Problem description: Copy out all of the material exactly as presented.
==================================================
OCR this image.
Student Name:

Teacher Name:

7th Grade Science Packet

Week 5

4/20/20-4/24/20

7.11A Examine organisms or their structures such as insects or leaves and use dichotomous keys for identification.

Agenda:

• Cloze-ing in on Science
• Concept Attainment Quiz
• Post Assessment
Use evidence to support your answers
==================================================
Response below:
OCR this image.
Student Name:

Teacher Name:

7th Grade Science Packet

Week 5

4/20/20-4/24/20

7.11A Examine organisms or their structures such as insects or leaves and use dichotomous keys for identification.

Agenda:

• Cloze-ing in on Science
• Concept Attainment Quiz
• Post Assessment
Use evidence to support your answers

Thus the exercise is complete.